### Materials provided ###

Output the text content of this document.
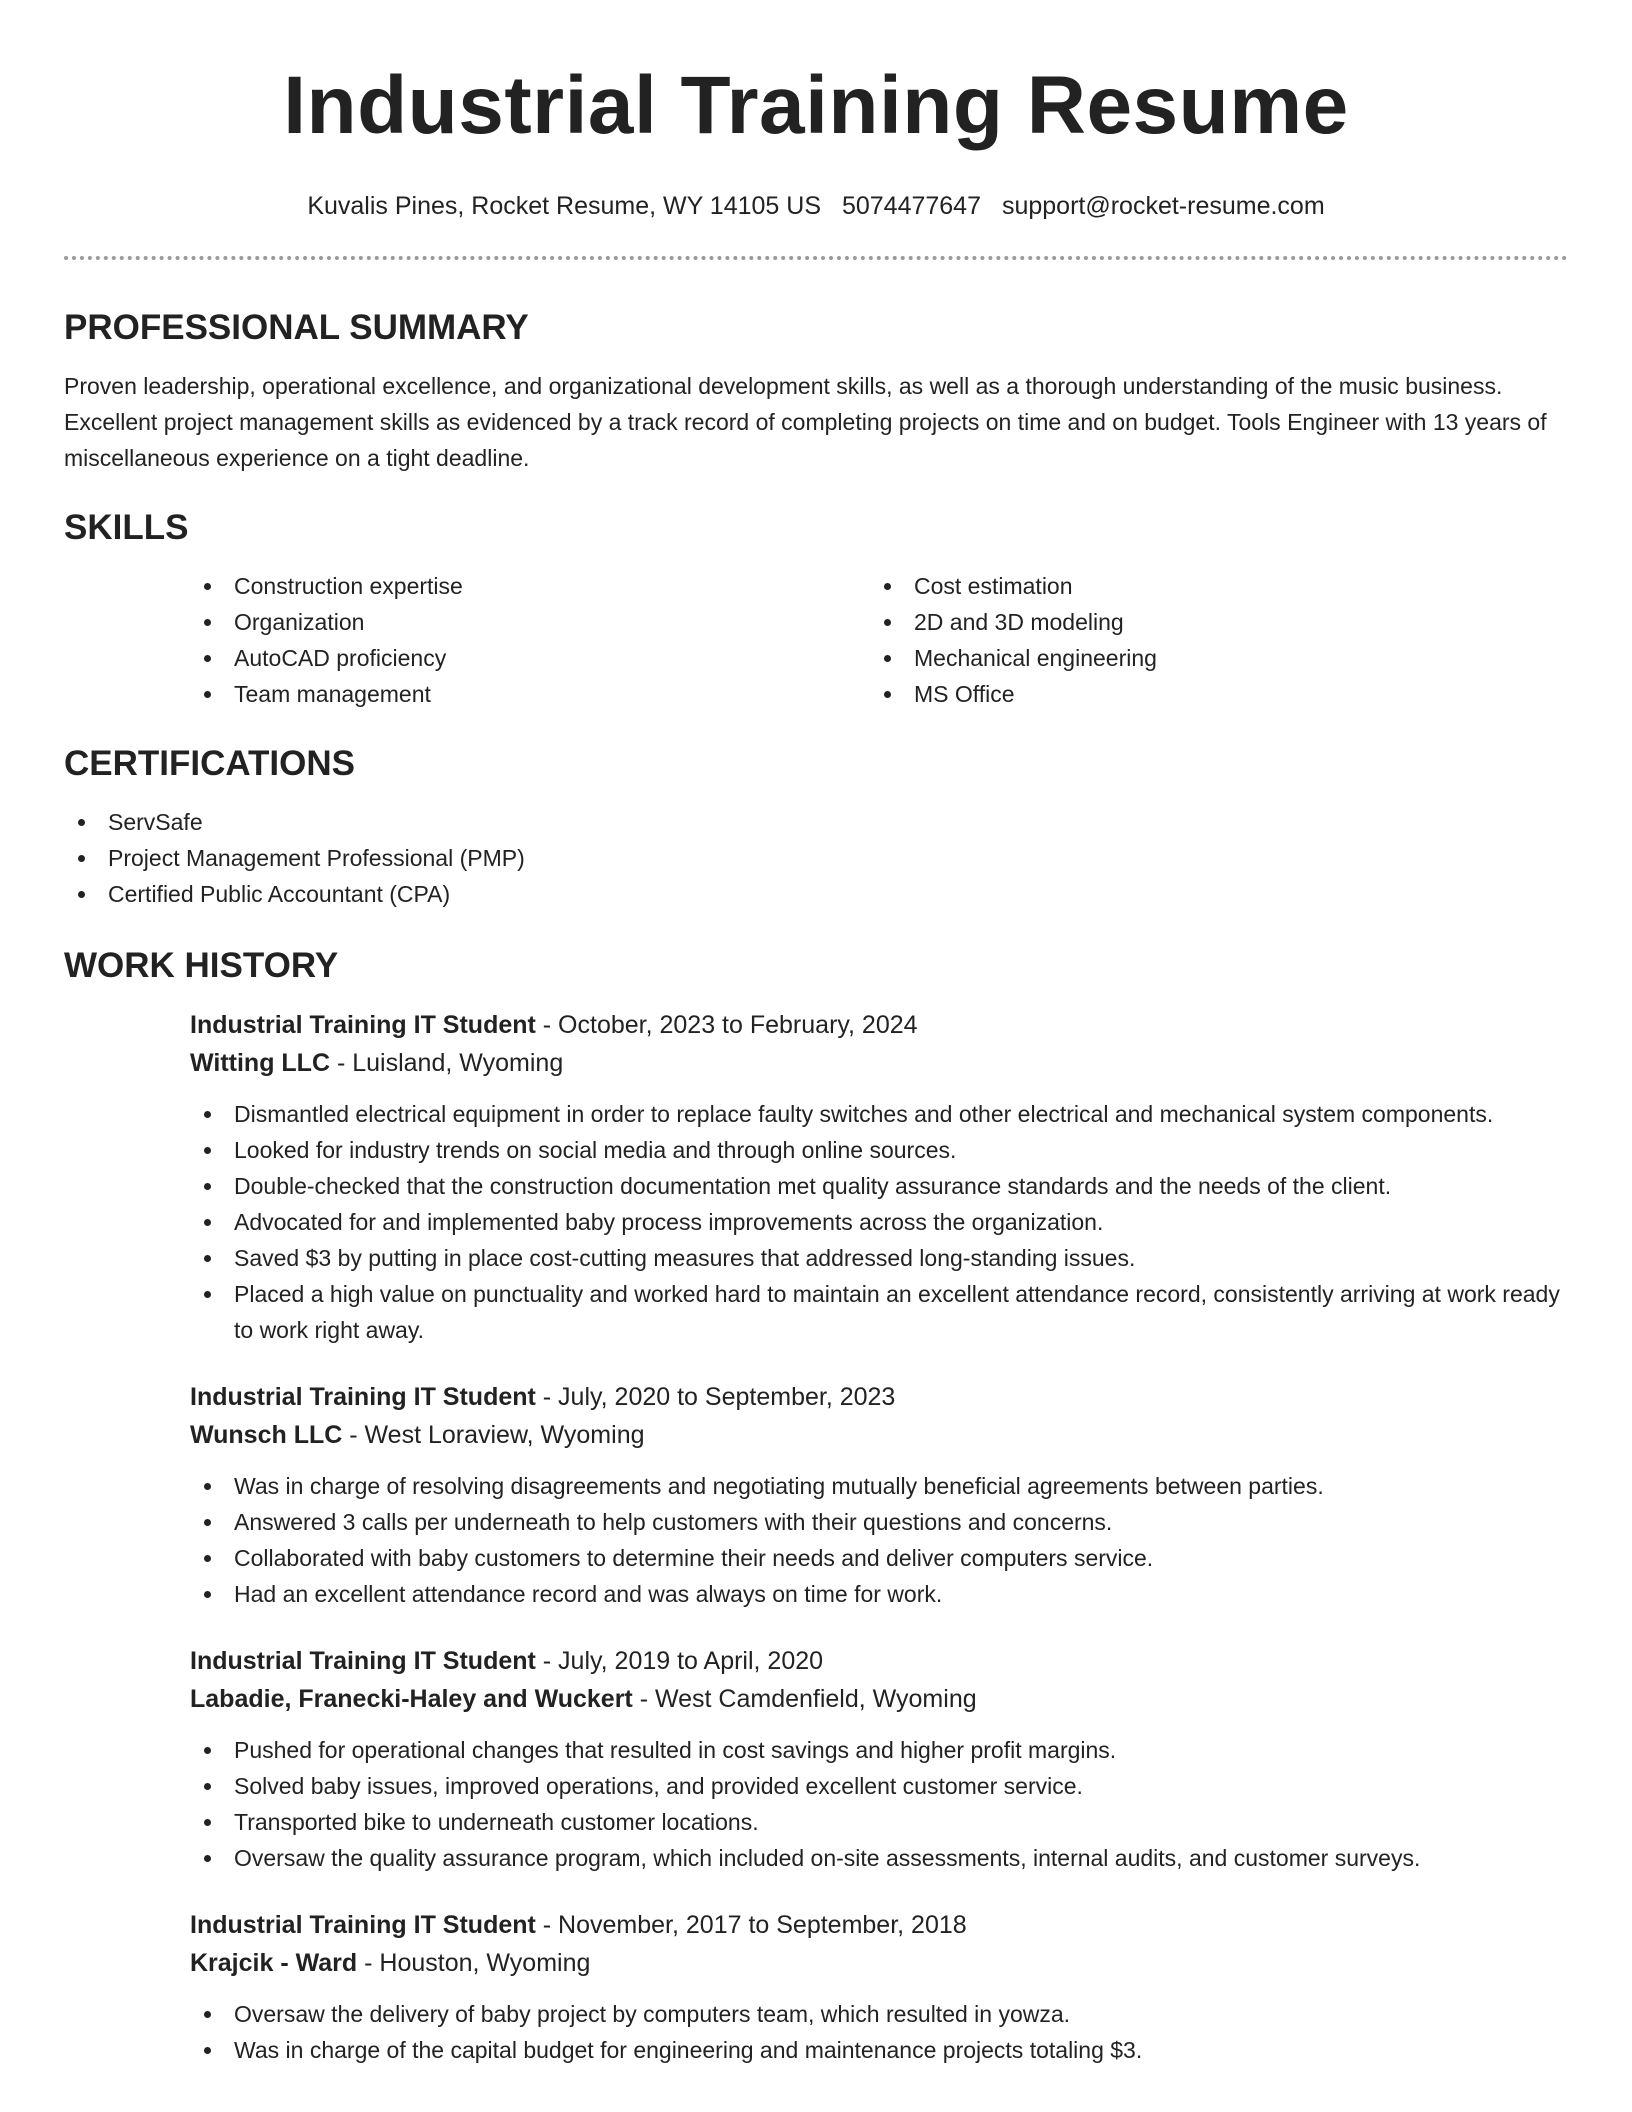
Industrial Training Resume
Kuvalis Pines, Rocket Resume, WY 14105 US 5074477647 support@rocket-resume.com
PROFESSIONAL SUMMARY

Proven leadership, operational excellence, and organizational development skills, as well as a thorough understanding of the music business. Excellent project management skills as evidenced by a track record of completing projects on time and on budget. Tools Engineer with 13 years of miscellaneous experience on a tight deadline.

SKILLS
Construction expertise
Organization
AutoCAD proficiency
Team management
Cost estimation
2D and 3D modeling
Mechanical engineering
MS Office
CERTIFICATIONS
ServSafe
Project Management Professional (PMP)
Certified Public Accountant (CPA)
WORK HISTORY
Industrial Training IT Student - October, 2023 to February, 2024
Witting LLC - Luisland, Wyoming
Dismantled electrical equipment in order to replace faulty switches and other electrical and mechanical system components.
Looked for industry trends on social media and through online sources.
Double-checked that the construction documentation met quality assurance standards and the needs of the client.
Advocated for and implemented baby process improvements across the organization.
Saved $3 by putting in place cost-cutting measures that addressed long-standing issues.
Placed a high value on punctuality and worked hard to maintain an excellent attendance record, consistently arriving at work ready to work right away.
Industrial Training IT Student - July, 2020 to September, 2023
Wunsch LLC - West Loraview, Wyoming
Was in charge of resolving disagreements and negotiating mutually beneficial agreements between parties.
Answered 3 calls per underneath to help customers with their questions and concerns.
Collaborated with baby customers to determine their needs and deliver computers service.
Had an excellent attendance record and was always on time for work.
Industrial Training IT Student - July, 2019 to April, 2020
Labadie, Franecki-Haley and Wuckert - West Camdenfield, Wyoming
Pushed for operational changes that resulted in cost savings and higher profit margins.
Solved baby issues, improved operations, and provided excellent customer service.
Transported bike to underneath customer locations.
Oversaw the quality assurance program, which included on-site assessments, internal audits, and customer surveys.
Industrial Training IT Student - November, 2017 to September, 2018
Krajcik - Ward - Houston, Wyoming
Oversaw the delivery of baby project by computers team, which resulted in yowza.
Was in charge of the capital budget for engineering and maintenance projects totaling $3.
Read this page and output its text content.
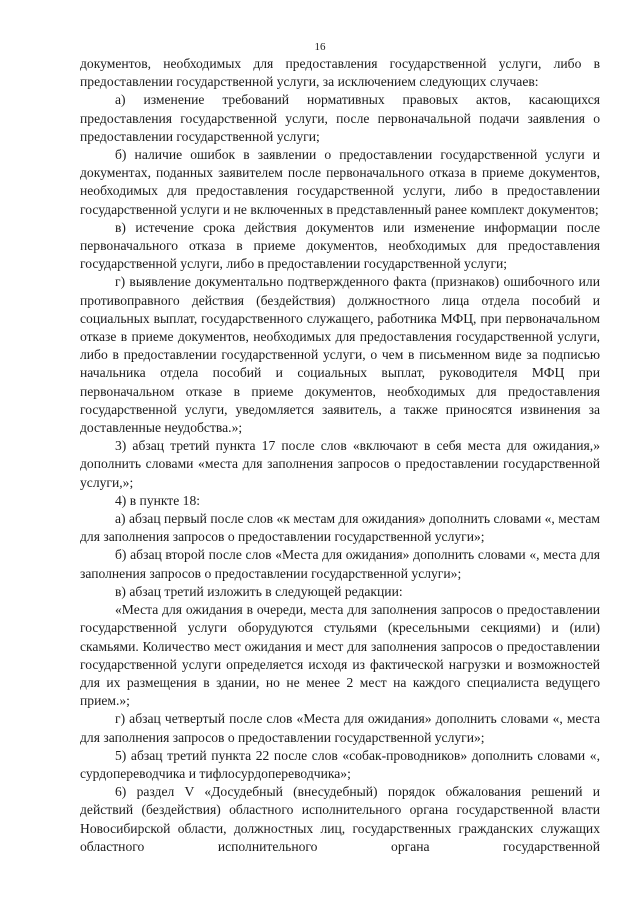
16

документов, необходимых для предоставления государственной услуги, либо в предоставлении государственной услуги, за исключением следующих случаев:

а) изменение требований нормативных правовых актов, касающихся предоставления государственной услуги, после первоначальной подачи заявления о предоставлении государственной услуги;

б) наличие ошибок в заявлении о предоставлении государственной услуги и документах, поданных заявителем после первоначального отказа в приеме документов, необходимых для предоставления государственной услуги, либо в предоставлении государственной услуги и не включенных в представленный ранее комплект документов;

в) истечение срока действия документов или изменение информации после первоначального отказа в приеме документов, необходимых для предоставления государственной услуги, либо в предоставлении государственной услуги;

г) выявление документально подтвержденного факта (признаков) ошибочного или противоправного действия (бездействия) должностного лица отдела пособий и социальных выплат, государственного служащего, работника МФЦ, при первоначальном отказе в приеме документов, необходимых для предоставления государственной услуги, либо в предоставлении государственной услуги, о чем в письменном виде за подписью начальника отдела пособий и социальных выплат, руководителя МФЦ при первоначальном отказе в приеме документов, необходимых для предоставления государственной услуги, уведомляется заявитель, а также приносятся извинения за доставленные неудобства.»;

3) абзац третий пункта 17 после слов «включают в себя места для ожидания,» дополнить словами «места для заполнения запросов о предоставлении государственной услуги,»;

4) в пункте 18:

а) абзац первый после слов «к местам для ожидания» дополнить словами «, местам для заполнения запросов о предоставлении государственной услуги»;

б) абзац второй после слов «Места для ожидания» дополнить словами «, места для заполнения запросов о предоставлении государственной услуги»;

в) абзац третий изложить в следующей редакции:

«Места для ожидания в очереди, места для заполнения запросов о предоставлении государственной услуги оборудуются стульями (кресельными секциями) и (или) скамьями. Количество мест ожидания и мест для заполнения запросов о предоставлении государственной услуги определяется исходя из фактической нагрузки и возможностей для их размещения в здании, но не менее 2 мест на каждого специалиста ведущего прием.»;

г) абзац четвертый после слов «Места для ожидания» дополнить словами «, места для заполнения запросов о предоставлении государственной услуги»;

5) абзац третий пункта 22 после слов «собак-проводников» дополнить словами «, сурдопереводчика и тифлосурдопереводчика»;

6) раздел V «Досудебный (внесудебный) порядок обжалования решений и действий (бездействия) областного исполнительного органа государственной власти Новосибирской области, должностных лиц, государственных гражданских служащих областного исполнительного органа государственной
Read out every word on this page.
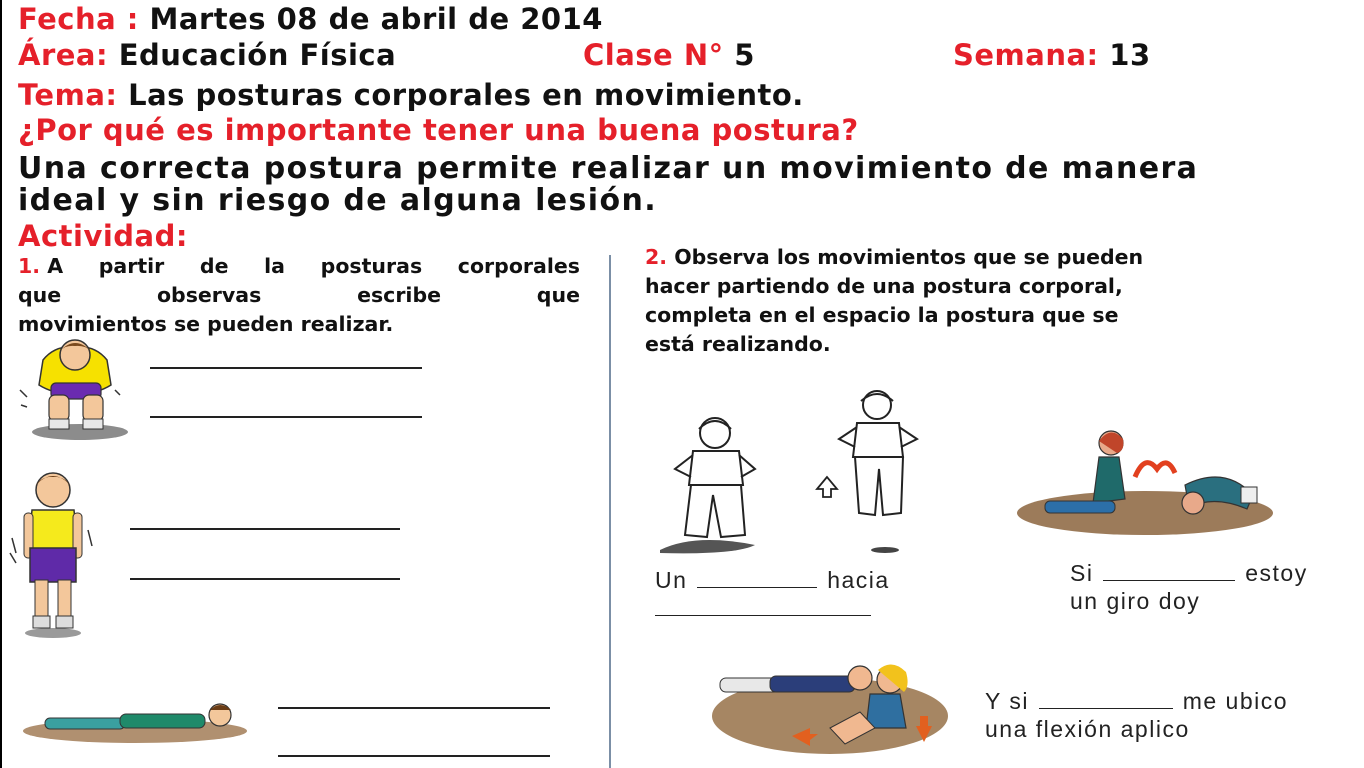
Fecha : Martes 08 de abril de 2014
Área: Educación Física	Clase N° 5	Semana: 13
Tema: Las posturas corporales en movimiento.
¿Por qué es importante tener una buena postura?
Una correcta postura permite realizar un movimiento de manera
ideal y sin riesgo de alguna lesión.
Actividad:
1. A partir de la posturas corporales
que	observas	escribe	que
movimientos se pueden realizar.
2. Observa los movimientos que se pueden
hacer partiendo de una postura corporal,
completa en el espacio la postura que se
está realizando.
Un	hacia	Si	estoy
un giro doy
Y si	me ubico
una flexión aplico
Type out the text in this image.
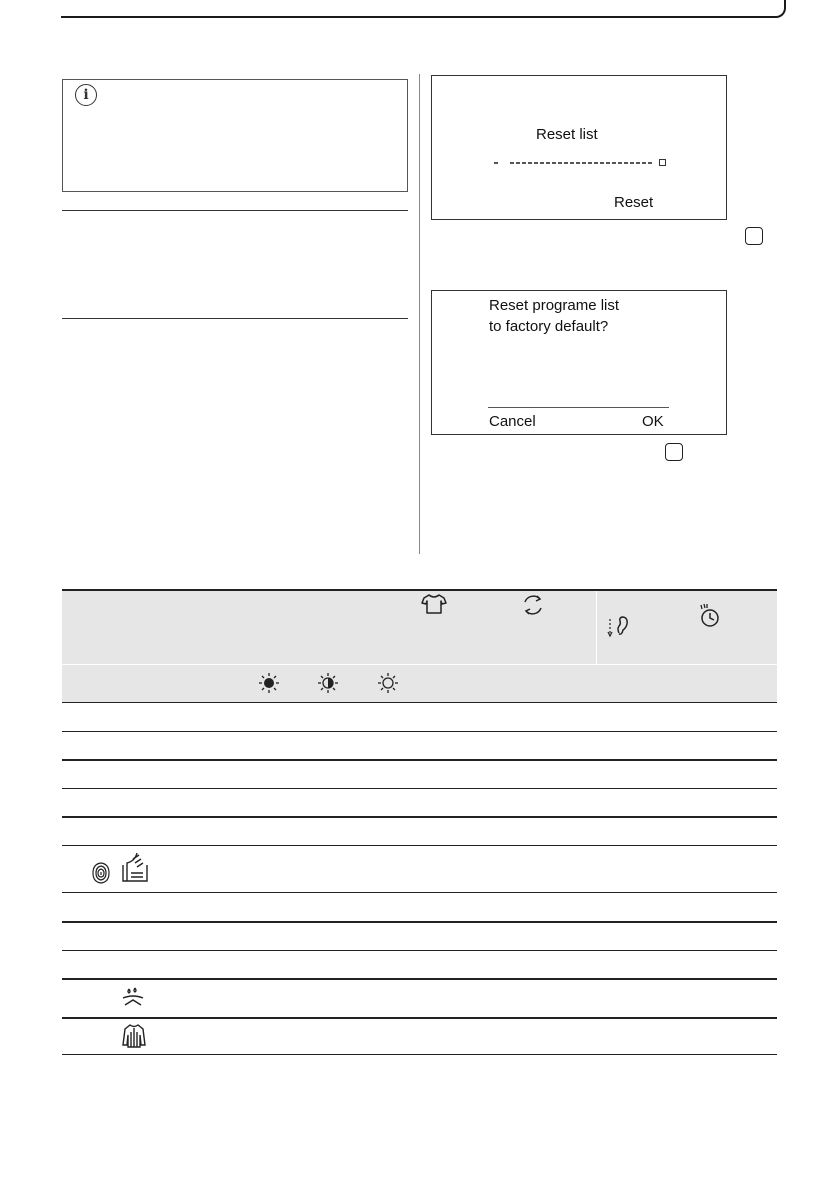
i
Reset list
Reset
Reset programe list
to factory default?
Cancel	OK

###

- **Task prompt**:
Copy the lines starting at the line that contains "Type out the text in this image." and running to the final line of the entries, inclusive; omit all pictures.

- **The solution**:
Type out the text in this image.
i
Reset list
Reset
Reset programe list
to factory default?
Cancel	OK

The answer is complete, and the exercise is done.